--- start Listing ---
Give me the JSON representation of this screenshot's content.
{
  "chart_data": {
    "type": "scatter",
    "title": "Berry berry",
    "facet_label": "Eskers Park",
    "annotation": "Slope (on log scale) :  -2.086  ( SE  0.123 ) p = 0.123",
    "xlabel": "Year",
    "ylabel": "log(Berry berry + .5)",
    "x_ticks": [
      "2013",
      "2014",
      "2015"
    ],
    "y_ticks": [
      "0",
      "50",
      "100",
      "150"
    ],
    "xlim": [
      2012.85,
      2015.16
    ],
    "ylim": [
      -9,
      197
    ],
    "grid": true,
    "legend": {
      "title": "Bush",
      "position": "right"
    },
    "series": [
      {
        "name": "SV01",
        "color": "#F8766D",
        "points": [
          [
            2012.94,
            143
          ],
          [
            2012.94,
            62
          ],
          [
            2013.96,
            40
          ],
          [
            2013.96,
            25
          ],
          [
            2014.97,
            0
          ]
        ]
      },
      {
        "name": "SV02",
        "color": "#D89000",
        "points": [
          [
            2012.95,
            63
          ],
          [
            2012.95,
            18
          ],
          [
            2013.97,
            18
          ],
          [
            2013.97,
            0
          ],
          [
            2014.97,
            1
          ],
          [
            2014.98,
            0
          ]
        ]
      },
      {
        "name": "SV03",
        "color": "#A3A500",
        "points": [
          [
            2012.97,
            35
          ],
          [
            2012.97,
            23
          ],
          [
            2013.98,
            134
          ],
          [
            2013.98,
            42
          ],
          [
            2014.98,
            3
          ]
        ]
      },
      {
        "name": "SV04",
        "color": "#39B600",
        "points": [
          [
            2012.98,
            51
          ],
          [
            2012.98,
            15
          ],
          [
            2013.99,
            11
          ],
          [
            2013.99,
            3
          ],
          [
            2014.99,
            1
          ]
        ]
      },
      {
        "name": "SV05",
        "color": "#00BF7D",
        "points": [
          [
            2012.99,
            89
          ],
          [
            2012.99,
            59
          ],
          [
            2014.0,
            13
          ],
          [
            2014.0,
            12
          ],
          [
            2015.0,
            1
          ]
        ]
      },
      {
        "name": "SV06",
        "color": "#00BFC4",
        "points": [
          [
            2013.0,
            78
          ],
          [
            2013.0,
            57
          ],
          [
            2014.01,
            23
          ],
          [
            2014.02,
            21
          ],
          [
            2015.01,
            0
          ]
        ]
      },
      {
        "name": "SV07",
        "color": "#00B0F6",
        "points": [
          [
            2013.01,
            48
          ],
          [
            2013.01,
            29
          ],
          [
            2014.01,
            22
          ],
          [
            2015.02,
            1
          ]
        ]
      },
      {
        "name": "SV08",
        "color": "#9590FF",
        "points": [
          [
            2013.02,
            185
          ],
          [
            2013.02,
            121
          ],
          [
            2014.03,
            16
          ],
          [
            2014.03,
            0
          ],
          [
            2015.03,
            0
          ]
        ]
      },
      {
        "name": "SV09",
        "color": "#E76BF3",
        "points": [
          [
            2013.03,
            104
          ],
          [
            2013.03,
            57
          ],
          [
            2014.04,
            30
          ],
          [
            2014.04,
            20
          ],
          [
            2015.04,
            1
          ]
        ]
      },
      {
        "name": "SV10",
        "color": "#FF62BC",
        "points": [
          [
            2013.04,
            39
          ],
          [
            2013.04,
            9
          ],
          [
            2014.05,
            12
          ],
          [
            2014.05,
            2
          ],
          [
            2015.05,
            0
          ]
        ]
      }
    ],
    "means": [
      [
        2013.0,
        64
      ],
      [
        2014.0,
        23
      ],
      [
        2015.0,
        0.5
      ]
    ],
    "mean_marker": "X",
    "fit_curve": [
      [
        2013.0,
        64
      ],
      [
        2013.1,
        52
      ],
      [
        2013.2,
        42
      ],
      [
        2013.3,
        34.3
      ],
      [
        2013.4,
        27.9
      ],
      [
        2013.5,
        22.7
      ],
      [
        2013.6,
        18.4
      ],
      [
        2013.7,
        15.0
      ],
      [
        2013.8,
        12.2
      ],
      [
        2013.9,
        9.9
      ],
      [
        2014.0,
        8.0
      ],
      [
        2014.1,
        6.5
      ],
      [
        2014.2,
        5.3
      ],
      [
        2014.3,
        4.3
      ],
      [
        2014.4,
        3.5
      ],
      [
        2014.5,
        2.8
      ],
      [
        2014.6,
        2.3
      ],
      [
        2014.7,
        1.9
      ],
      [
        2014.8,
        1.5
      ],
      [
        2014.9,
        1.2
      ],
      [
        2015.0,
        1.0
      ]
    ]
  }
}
--- end Listing ---
The exercise: Pick out every line holding the string "color" and return it.

Result of the task:
        "color": "#F8766D",
        "color": "#D89000",
        "color": "#A3A500",
        "color": "#39B600",
        "color": "#00BF7D",
        "color": "#00BFC4",
        "color": "#00B0F6",
        "color": "#9590FF",
        "color": "#E76BF3",
        "color": "#FF62BC",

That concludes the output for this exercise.